§ Assigned task
Without reproducing any image, print the listing below exactly.

§ Records shown
───

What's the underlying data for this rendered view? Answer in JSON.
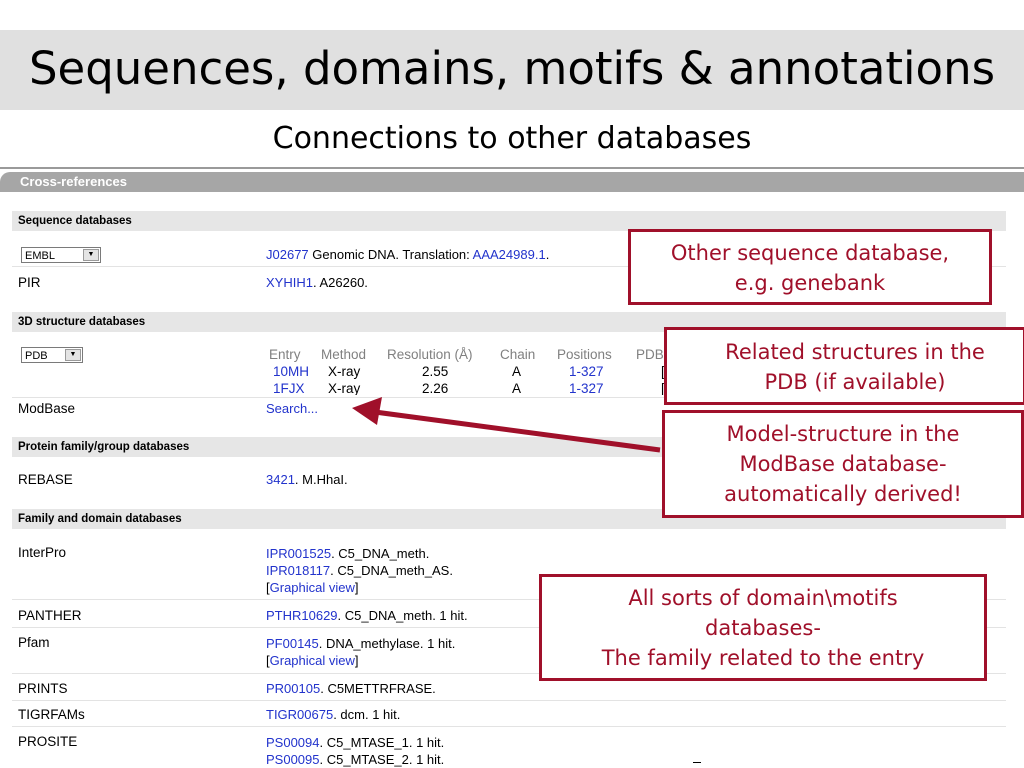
{
  "title": "Sequences, domains, motifs & annotations",
  "subtitle": "Connections to other databases",
  "panel_header": "Cross-references",
  "sections": {
    "sequence": "Sequence databases",
    "structure": "3D structure databases",
    "protein_family": "Protein family/group databases",
    "family_domain": "Family and domain databases"
  },
  "embl": {
    "select": "EMBL",
    "id": "J02677",
    "text1": " Genomic DNA. Translation: ",
    "translation": "AAA24989.1",
    "text2": "."
  },
  "pir": {
    "name": "PIR",
    "id": "XYHIH1",
    "text": ". A26260."
  },
  "pdb": {
    "select": "PDB",
    "headers": [
      "Entry",
      "Method",
      "Resolution (Å)",
      "Chain",
      "Positions",
      "PDBsum"
    ],
    "rows": [
      {
        "entry": "10MH",
        "method": "X-ray",
        "resolution": "2.55",
        "chain": "A",
        "positions": "1-327",
        "pdbsum": "[»]"
      },
      {
        "entry": "1FJX",
        "method": "X-ray",
        "resolution": "2.26",
        "chain": "A",
        "positions": "1-327",
        "pdbsum": "[»]"
      }
    ]
  },
  "modbase": {
    "name": "ModBase",
    "link": "Search..."
  },
  "rebase": {
    "name": "REBASE",
    "id": "3421",
    "text": ". M.HhaI."
  },
  "interpro": {
    "name": "InterPro",
    "id1": "IPR001525",
    "text1": ". C5_DNA_meth.",
    "id2": "IPR018117",
    "text2": ". C5_DNA_meth_AS.",
    "graphical": "Graphical view"
  },
  "panther": {
    "name": "PANTHER",
    "id": "PTHR10629",
    "text": ". C5_DNA_meth. 1 hit."
  },
  "pfam": {
    "name": "Pfam",
    "id": "PF00145",
    "text": ". DNA_methylase. 1 hit.",
    "graphical": "Graphical view"
  },
  "prints": {
    "name": "PRINTS",
    "id": "PR00105",
    "text": ". C5METTRFRASE."
  },
  "tigrfams": {
    "name": "TIGRFAMs",
    "id": "TIGR00675",
    "text": ". dcm. 1 hit."
  },
  "prosite": {
    "name": "PROSITE",
    "id1": "PS00094",
    "text1": ". C5_MTASE_1. 1 hit.",
    "id2": "PS00095",
    "text2": ". C5_MTASE_2. 1 hit."
  },
  "callouts": {
    "seq": [
      "Other sequence database,",
      "e.g. genebank"
    ],
    "pdb": [
      "Related structures in the",
      "PDB (if available)"
    ],
    "modbase": [
      "Model-structure in the",
      "ModBase database-",
      "automatically derived!"
    ],
    "domains": [
      "All sorts of domain\\motifs",
      "databases-",
      "The family related to the entry"
    ]
  },
  "colors": {
    "callout": "#a0102a",
    "link": "#2233cc",
    "header_bar": "#a6a6a6",
    "section_bar": "#e6e6e6"
  }
}
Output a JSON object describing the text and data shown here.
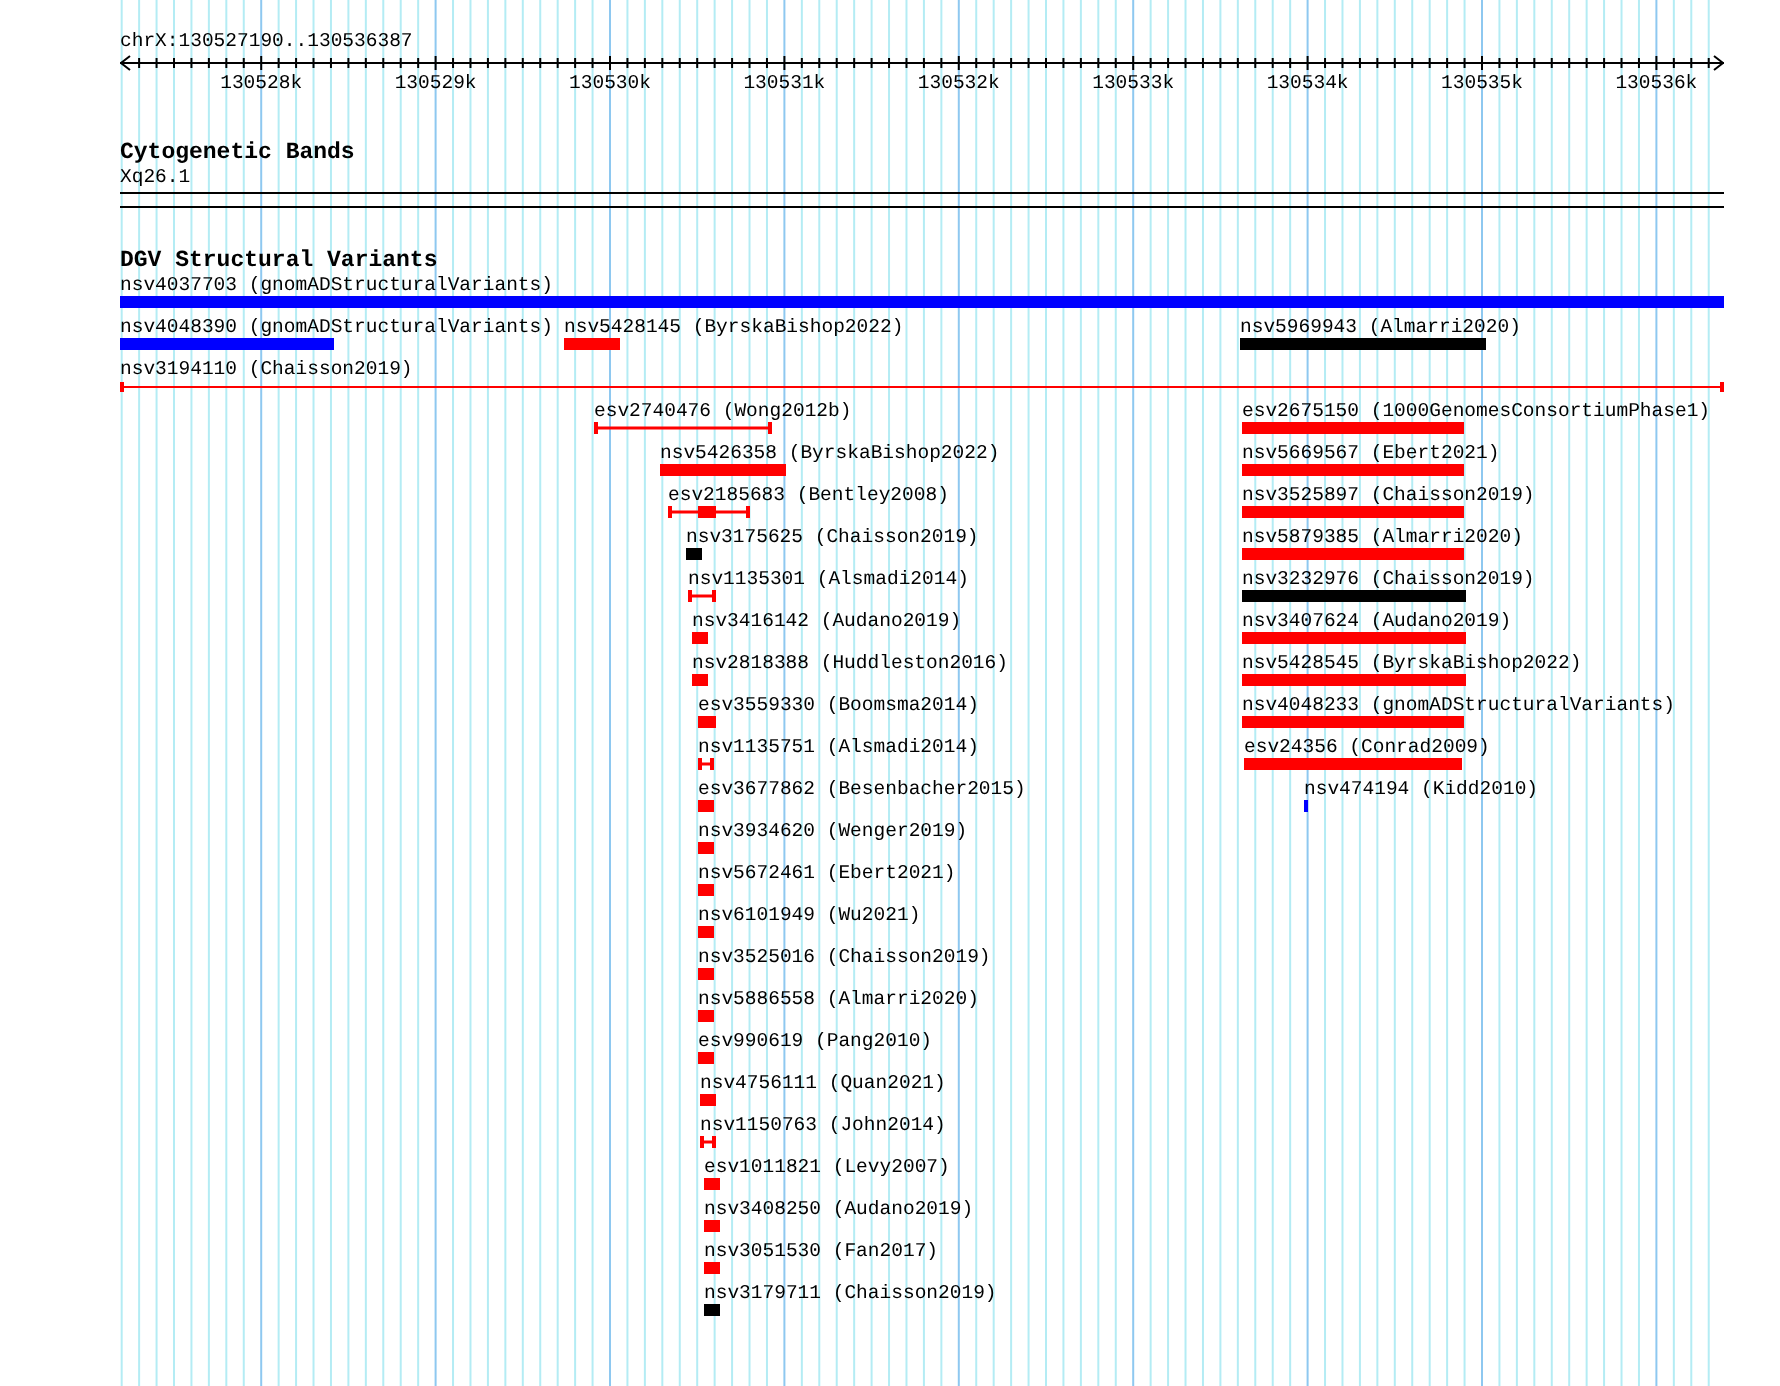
{
  "ruler": {
    "location": "chrX:130527190..130536387",
    "ticks": [
      "130528k",
      "130529k",
      "130530k",
      "130531k",
      "130532k",
      "130533k",
      "130534k",
      "130535k",
      "130536k"
    ]
  },
  "cytogenetic_track": {
    "title": "Cytogenetic Bands",
    "band": "Xq26.1"
  },
  "dgv_track": {
    "title": "DGV Structural Variants",
    "features": [
      {
        "label": "nsv4037703 (gnomADStructuralVariants)",
        "color": "#0000ff",
        "kind": "bar"
      },
      {
        "label": "nsv4048390 (gnomADStructuralVariants)",
        "color": "#0000ff",
        "kind": "bar"
      },
      {
        "label": "nsv5428145 (ByrskaBishop2022)",
        "color": "#ff0000",
        "kind": "bar"
      },
      {
        "label": "nsv5969943 (Almarri2020)",
        "color": "#000000",
        "kind": "bar"
      },
      {
        "label": "nsv3194110 (Chaisson2019)",
        "color": "#ff0000",
        "kind": "line"
      },
      {
        "label": "esv2740476 (Wong2012b)",
        "color": "#ff0000",
        "kind": "span"
      },
      {
        "label": "esv2675150 (1000GenomesConsortiumPhase1)",
        "color": "#ff0000",
        "kind": "bar"
      },
      {
        "label": "nsv5426358 (ByrskaBishop2022)",
        "color": "#ff0000",
        "kind": "bar"
      },
      {
        "label": "nsv5669567 (Ebert2021)",
        "color": "#ff0000",
        "kind": "bar"
      },
      {
        "label": "esv2185683 (Bentley2008)",
        "color": "#ff0000",
        "kind": "span-core"
      },
      {
        "label": "nsv3525897 (Chaisson2019)",
        "color": "#ff0000",
        "kind": "bar"
      },
      {
        "label": "nsv3175625 (Chaisson2019)",
        "color": "#000000",
        "kind": "bar"
      },
      {
        "label": "nsv5879385 (Almarri2020)",
        "color": "#ff0000",
        "kind": "bar"
      },
      {
        "label": "nsv1135301 (Alsmadi2014)",
        "color": "#ff0000",
        "kind": "span"
      },
      {
        "label": "nsv3232976 (Chaisson2019)",
        "color": "#000000",
        "kind": "bar"
      },
      {
        "label": "nsv3416142 (Audano2019)",
        "color": "#ff0000",
        "kind": "bar"
      },
      {
        "label": "nsv3407624 (Audano2019)",
        "color": "#ff0000",
        "kind": "bar"
      },
      {
        "label": "nsv2818388 (Huddleston2016)",
        "color": "#ff0000",
        "kind": "bar"
      },
      {
        "label": "nsv5428545 (ByrskaBishop2022)",
        "color": "#ff0000",
        "kind": "bar"
      },
      {
        "label": "esv3559330 (Boomsma2014)",
        "color": "#ff0000",
        "kind": "bar"
      },
      {
        "label": "nsv4048233 (gnomADStructuralVariants)",
        "color": "#ff0000",
        "kind": "bar"
      },
      {
        "label": "nsv1135751 (Alsmadi2014)",
        "color": "#ff0000",
        "kind": "span"
      },
      {
        "label": "esv24356 (Conrad2009)",
        "color": "#ff0000",
        "kind": "bar"
      },
      {
        "label": "esv3677862 (Besenbacher2015)",
        "color": "#ff0000",
        "kind": "bar"
      },
      {
        "label": "nsv474194 (Kidd2010)",
        "color": "#0000ff",
        "kind": "bar"
      },
      {
        "label": "nsv3934620 (Wenger2019)",
        "color": "#ff0000",
        "kind": "bar"
      },
      {
        "label": "nsv5672461 (Ebert2021)",
        "color": "#ff0000",
        "kind": "bar"
      },
      {
        "label": "nsv6101949 (Wu2021)",
        "color": "#ff0000",
        "kind": "bar"
      },
      {
        "label": "nsv3525016 (Chaisson2019)",
        "color": "#ff0000",
        "kind": "bar"
      },
      {
        "label": "nsv5886558 (Almarri2020)",
        "color": "#ff0000",
        "kind": "bar"
      },
      {
        "label": "esv990619 (Pang2010)",
        "color": "#ff0000",
        "kind": "bar"
      },
      {
        "label": "nsv4756111 (Quan2021)",
        "color": "#ff0000",
        "kind": "bar"
      },
      {
        "label": "nsv1150763 (John2014)",
        "color": "#ff0000",
        "kind": "span"
      },
      {
        "label": "esv1011821 (Levy2007)",
        "color": "#ff0000",
        "kind": "bar"
      },
      {
        "label": "nsv3408250 (Audano2019)",
        "color": "#ff0000",
        "kind": "bar"
      },
      {
        "label": "nsv3051530 (Fan2017)",
        "color": "#ff0000",
        "kind": "bar"
      },
      {
        "label": "nsv3179711 (Chaisson2019)",
        "color": "#000000",
        "kind": "bar"
      }
    ]
  }
}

───

§ Finished task
What's the underlying data for this rendered view? Answer in JSON.
{
  "title": "Sequences, domains, motifs & annotations",
  "subtitle": "Connections to other databases",
  "panel_header": "Cross-references",
  "sections": {
    "sequence": "Sequence databases",
    "structure": "3D structure databases",
    "protein_family": "Protein family/group databases",
    "family_domain": "Family and domain databases"
  },
  "embl": {
    "select": "EMBL",
    "id": "J02677",
    "text1": " Genomic DNA. Translation: ",
    "translation": "AAA24989.1",
    "text2": "."
  },
  "pir": {
    "name": "PIR",
    "id": "XYHIH1",
    "text": ". A26260."
  },
  "pdb": {
    "select": "PDB",
    "headers": [
      "Entry",
      "Method",
      "Resolution (Å)",
      "Chain",
      "Positions",
      "PDBsum"
    ],
    "rows": [
      {
        "entry": "10MH",
        "method": "X-ray",
        "resolution": "2.55",
        "chain": "A",
        "positions": "1-327",
        "pdbsum": "[»]"
      },
      {
        "entry": "1FJX",
        "method": "X-ray",
        "resolution": "2.26",
        "chain": "A",
        "positions": "1-327",
        "pdbsum": "[»]"
      }
    ]
  },
  "modbase": {
    "name": "ModBase",
    "link": "Search..."
  },
  "rebase": {
    "name": "REBASE",
    "id": "3421",
    "text": ". M.HhaI."
  },
  "interpro": {
    "name": "InterPro",
    "id1": "IPR001525",
    "text1": ". C5_DNA_meth.",
    "id2": "IPR018117",
    "text2": ". C5_DNA_meth_AS.",
    "graphical": "Graphical view"
  },
  "panther": {
    "name": "PANTHER",
    "id": "PTHR10629",
    "text": ". C5_DNA_meth. 1 hit."
  },
  "pfam": {
    "name": "Pfam",
    "id": "PF00145",
    "text": ". DNA_methylase. 1 hit.",
    "graphical": "Graphical view"
  },
  "prints": {
    "name": "PRINTS",
    "id": "PR00105",
    "text": ". C5METTRFRASE."
  },
  "tigrfams": {
    "name": "TIGRFAMs",
    "id": "TIGR00675",
    "text": ". dcm. 1 hit."
  },
  "prosite": {
    "name": "PROSITE",
    "id1": "PS00094",
    "text1": ". C5_MTASE_1. 1 hit.",
    "id2": "PS00095",
    "text2": ". C5_MTASE_2. 1 hit."
  },
  "callouts": {
    "seq": [
      "Other sequence database,",
      "e.g. genebank"
    ],
    "pdb": [
      "Related structures in the",
      "PDB (if available)"
    ],
    "modbase": [
      "Model-structure in the",
      "ModBase database-",
      "automatically derived!"
    ],
    "domains": [
      "All sorts of domain\\motifs",
      "databases-",
      "The family related to the entry"
    ]
  },
  "colors": {
    "callout": "#a0102a",
    "link": "#2233cc",
    "header_bar": "#a6a6a6",
    "section_bar": "#e6e6e6"
  }
}
Output a JSON object describing the text and data shown here.
{
  "ruler": {
    "location": "chrX:130527190..130536387",
    "ticks": [
      "130528k",
      "130529k",
      "130530k",
      "130531k",
      "130532k",
      "130533k",
      "130534k",
      "130535k",
      "130536k"
    ]
  },
  "cytogenetic_track": {
    "title": "Cytogenetic Bands",
    "band": "Xq26.1"
  },
  "dgv_track": {
    "title": "DGV Structural Variants",
    "features": [
      {
        "label": "nsv4037703 (gnomADStructuralVariants)",
        "color": "#0000ff",
        "kind": "bar"
      },
      {
        "label": "nsv4048390 (gnomADStructuralVariants)",
        "color": "#0000ff",
        "kind": "bar"
      },
      {
        "label": "nsv5428145 (ByrskaBishop2022)",
        "color": "#ff0000",
        "kind": "bar"
      },
      {
        "label": "nsv5969943 (Almarri2020)",
        "color": "#000000",
        "kind": "bar"
      },
      {
        "label": "nsv3194110 (Chaisson2019)",
        "color": "#ff0000",
        "kind": "line"
      },
      {
        "label": "esv2740476 (Wong2012b)",
        "color": "#ff0000",
        "kind": "span"
      },
      {
        "label": "esv2675150 (1000GenomesConsortiumPhase1)",
        "color": "#ff0000",
        "kind": "bar"
      },
      {
        "label": "nsv5426358 (ByrskaBishop2022)",
        "color": "#ff0000",
        "kind": "bar"
      },
      {
        "label": "nsv5669567 (Ebert2021)",
        "color": "#ff0000",
        "kind": "bar"
      },
      {
        "label": "esv2185683 (Bentley2008)",
        "color": "#ff0000",
        "kind": "span-core"
      },
      {
        "label": "nsv3525897 (Chaisson2019)",
        "color": "#ff0000",
        "kind": "bar"
      },
      {
        "label": "nsv3175625 (Chaisson2019)",
        "color": "#000000",
        "kind": "bar"
      },
      {
        "label": "nsv5879385 (Almarri2020)",
        "color": "#ff0000",
        "kind": "bar"
      },
      {
        "label": "nsv1135301 (Alsmadi2014)",
        "color": "#ff0000",
        "kind": "span"
      },
      {
        "label": "nsv3232976 (Chaisson2019)",
        "color": "#000000",
        "kind": "bar"
      },
      {
        "label": "nsv3416142 (Audano2019)",
        "color": "#ff0000",
        "kind": "bar"
      },
      {
        "label": "nsv3407624 (Audano2019)",
        "color": "#ff0000",
        "kind": "bar"
      },
      {
        "label": "nsv2818388 (Huddleston2016)",
        "color": "#ff0000",
        "kind": "bar"
      },
      {
        "label": "nsv5428545 (ByrskaBishop2022)",
        "color": "#ff0000",
        "kind": "bar"
      },
      {
        "label": "esv3559330 (Boomsma2014)",
        "color": "#ff0000",
        "kind": "bar"
      },
      {
        "label": "nsv4048233 (gnomADStructuralVariants)",
        "color": "#ff0000",
        "kind": "bar"
      },
      {
        "label": "nsv1135751 (Alsmadi2014)",
        "color": "#ff0000",
        "kind": "span"
      },
      {
        "label": "esv24356 (Conrad2009)",
        "color": "#ff0000",
        "kind": "bar"
      },
      {
        "label": "esv3677862 (Besenbacher2015)",
        "color": "#ff0000",
        "kind": "bar"
      },
      {
        "label": "nsv474194 (Kidd2010)",
        "color": "#0000ff",
        "kind": "bar"
      },
      {
        "label": "nsv3934620 (Wenger2019)",
        "color": "#ff0000",
        "kind": "bar"
      },
      {
        "label": "nsv5672461 (Ebert2021)",
        "color": "#ff0000",
        "kind": "bar"
      },
      {
        "label": "nsv6101949 (Wu2021)",
        "color": "#ff0000",
        "kind": "bar"
      },
      {
        "label": "nsv3525016 (Chaisson2019)",
        "color": "#ff0000",
        "kind": "bar"
      },
      {
        "label": "nsv5886558 (Almarri2020)",
        "color": "#ff0000",
        "kind": "bar"
      },
      {
        "label": "esv990619 (Pang2010)",
        "color": "#ff0000",
        "kind": "bar"
      },
      {
        "label": "nsv4756111 (Quan2021)",
        "color": "#ff0000",
        "kind": "bar"
      },
      {
        "label": "nsv1150763 (John2014)",
        "color": "#ff0000",
        "kind": "span"
      },
      {
        "label": "esv1011821 (Levy2007)",
        "color": "#ff0000",
        "kind": "bar"
      },
      {
        "label": "nsv3408250 (Audano2019)",
        "color": "#ff0000",
        "kind": "bar"
      },
      {
        "label": "nsv3051530 (Fan2017)",
        "color": "#ff0000",
        "kind": "bar"
      },
      {
        "label": "nsv3179711 (Chaisson2019)",
        "color": "#000000",
        "kind": "bar"
      }
    ]
  }
}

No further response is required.